WHAT YOU HAVE TO DO: Find the string "Presque" in the data, then copy every line where it is found.
··· EXERCISE MATERIALS ···
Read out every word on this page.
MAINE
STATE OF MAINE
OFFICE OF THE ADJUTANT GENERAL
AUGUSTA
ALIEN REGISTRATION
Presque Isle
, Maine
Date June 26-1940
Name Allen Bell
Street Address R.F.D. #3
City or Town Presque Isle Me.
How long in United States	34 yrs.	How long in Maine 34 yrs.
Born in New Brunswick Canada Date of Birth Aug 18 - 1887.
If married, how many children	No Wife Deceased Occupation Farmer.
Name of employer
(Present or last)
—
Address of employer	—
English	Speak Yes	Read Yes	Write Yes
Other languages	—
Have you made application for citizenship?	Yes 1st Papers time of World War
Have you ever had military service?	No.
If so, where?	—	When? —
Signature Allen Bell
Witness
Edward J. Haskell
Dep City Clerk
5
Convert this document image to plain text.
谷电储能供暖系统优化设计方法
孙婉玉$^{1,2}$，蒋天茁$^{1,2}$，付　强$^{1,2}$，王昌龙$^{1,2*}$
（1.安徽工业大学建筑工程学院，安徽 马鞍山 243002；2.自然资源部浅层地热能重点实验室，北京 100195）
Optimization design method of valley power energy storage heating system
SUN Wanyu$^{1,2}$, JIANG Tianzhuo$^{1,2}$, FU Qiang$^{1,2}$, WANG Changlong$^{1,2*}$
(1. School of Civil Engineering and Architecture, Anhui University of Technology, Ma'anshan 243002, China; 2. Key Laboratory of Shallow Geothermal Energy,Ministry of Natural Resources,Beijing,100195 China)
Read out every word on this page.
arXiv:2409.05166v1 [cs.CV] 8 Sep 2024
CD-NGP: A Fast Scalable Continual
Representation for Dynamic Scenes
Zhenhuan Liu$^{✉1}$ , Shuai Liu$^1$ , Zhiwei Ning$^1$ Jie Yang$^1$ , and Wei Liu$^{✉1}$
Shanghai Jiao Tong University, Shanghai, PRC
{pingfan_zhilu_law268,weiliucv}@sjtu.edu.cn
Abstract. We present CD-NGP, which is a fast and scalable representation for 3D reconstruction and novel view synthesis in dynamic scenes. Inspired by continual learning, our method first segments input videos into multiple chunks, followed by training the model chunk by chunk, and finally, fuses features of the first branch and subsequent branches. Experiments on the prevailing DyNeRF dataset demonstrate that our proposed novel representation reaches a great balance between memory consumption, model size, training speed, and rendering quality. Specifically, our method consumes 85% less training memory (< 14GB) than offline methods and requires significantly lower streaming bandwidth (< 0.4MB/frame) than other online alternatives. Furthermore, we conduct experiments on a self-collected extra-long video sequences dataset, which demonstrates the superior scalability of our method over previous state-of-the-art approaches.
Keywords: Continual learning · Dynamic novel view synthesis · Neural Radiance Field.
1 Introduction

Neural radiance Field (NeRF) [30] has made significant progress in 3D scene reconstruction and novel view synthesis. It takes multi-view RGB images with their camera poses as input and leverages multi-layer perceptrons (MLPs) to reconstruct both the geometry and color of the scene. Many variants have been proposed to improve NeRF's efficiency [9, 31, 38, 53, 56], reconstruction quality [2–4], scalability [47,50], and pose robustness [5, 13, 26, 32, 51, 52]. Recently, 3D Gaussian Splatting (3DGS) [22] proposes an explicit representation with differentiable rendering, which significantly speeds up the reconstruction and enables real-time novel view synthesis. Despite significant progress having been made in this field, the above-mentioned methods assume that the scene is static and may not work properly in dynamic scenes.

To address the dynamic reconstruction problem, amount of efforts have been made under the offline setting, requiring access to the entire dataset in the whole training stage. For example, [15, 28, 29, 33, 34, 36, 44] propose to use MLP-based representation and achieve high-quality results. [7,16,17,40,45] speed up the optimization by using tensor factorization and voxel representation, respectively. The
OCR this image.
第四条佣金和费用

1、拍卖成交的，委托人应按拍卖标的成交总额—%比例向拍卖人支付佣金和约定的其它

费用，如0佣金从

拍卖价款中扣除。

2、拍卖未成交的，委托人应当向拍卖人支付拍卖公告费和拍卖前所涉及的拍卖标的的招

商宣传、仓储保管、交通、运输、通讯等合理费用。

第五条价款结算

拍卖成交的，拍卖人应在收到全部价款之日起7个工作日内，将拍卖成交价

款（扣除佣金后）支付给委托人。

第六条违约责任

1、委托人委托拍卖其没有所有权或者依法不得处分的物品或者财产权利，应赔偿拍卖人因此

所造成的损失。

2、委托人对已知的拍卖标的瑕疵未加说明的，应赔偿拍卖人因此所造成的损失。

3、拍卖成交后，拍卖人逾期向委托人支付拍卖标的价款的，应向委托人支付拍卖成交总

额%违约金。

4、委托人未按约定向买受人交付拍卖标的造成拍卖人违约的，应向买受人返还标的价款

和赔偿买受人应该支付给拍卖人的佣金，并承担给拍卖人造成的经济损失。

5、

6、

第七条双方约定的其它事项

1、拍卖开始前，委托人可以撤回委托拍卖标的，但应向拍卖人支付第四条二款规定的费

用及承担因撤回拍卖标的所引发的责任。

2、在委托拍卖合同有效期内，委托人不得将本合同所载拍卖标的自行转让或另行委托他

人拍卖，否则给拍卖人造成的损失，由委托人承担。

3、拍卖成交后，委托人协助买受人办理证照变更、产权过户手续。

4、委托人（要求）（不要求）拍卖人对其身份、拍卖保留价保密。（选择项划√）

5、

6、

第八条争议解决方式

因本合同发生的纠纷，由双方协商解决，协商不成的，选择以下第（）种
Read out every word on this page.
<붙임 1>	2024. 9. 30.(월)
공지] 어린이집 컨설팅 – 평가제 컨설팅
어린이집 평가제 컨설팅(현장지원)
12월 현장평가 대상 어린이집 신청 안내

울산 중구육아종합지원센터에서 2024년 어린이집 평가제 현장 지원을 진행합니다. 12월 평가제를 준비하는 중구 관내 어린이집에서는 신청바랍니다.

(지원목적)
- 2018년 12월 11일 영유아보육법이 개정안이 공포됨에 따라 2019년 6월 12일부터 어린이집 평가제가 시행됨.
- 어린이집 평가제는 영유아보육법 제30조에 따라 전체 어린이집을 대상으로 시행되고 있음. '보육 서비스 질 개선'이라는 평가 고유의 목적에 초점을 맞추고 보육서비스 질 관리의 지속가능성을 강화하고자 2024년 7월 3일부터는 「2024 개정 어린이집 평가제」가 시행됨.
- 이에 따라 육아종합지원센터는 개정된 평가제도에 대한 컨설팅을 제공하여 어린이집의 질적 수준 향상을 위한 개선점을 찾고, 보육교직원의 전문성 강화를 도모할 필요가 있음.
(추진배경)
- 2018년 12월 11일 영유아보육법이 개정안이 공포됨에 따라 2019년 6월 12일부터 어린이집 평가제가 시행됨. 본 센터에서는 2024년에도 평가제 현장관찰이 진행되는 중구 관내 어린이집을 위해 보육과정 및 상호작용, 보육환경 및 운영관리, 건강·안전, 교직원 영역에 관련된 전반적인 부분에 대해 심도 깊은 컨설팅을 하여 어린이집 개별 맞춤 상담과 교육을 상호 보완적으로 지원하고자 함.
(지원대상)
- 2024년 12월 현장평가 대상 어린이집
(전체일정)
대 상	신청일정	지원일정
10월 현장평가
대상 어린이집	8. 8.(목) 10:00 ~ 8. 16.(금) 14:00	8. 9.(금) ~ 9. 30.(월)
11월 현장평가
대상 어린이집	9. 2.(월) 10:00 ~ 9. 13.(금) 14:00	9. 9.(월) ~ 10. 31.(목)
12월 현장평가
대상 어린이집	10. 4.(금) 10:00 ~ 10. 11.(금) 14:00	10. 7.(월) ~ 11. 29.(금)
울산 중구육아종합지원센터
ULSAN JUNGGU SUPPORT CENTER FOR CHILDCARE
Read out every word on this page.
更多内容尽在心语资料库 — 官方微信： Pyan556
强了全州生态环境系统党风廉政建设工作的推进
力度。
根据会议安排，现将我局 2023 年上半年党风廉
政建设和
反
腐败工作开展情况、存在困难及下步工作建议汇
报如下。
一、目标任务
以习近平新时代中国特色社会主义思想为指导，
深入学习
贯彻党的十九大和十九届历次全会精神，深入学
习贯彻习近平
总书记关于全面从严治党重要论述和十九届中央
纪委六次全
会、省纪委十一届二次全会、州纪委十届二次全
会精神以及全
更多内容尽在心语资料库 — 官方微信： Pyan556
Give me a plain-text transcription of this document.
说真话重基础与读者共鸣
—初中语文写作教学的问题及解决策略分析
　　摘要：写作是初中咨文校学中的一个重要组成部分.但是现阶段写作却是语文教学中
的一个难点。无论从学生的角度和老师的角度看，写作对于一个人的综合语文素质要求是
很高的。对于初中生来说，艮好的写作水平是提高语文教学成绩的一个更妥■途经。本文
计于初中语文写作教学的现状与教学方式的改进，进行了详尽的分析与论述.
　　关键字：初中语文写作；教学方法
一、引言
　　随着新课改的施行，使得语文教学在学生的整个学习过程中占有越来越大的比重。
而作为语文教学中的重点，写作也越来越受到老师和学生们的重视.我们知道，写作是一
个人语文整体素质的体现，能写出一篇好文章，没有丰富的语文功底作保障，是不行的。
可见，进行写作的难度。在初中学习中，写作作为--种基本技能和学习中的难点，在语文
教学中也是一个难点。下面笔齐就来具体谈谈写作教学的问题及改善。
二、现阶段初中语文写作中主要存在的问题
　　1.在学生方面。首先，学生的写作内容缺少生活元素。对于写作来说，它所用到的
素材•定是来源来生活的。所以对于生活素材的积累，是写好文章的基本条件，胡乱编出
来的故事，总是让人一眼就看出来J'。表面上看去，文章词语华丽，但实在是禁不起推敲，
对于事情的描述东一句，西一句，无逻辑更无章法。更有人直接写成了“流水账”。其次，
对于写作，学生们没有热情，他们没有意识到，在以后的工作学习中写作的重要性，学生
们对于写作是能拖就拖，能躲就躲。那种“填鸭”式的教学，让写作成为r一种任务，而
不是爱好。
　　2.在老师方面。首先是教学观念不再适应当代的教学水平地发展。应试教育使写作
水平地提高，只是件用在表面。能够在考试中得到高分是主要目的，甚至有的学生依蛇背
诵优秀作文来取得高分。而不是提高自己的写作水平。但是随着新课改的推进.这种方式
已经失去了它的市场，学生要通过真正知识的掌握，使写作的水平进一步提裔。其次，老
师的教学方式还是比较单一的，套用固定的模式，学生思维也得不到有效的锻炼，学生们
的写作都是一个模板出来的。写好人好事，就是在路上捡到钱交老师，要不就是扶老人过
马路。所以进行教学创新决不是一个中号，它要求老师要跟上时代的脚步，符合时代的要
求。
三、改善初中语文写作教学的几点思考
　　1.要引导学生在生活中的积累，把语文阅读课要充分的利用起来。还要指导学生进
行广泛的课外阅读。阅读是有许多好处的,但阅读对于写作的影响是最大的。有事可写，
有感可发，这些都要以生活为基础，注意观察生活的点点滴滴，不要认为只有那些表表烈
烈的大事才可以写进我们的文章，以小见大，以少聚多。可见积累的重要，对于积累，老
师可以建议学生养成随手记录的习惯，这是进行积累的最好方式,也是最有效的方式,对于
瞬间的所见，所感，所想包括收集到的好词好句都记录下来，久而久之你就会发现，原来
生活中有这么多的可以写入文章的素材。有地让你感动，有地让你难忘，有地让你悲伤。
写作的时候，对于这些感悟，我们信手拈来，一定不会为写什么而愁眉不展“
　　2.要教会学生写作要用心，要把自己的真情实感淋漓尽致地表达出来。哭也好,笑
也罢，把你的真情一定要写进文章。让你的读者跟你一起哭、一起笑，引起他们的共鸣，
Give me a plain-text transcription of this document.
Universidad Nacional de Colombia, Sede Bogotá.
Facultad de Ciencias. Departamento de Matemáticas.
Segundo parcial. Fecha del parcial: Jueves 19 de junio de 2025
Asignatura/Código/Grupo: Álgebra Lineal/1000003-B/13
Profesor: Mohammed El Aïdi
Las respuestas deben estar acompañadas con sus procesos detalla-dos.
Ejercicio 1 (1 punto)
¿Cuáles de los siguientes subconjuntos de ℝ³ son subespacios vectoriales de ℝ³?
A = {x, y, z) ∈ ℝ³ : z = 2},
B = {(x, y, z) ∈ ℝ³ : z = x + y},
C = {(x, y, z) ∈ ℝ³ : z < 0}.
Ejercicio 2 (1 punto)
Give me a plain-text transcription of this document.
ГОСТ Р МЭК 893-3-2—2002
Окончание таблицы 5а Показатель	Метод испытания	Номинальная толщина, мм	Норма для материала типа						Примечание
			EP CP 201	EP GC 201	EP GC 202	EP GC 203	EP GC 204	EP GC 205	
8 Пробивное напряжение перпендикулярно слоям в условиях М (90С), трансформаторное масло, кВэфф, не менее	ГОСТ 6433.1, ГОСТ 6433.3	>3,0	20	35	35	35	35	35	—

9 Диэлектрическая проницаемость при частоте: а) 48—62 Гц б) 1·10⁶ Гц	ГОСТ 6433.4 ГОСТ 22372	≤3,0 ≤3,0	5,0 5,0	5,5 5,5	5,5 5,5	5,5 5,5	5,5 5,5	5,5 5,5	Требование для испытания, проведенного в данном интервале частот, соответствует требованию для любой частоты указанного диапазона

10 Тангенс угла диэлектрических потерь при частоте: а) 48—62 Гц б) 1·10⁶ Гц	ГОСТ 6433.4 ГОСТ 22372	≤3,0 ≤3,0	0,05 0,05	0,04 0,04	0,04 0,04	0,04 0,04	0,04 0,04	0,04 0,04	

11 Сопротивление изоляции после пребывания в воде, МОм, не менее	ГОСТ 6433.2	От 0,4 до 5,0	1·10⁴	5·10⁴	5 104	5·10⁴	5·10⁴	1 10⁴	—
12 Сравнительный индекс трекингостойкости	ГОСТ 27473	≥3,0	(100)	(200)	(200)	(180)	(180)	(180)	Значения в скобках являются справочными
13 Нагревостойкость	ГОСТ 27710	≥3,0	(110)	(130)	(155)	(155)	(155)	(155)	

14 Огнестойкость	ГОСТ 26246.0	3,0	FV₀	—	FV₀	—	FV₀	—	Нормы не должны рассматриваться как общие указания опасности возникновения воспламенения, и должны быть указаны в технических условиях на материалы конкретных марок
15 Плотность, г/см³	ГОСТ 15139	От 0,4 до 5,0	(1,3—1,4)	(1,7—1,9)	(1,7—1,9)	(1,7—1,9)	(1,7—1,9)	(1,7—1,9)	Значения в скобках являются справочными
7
···
ANSWER TO THIS TASK:
Presque Isle
City or Town Presque Isle Me.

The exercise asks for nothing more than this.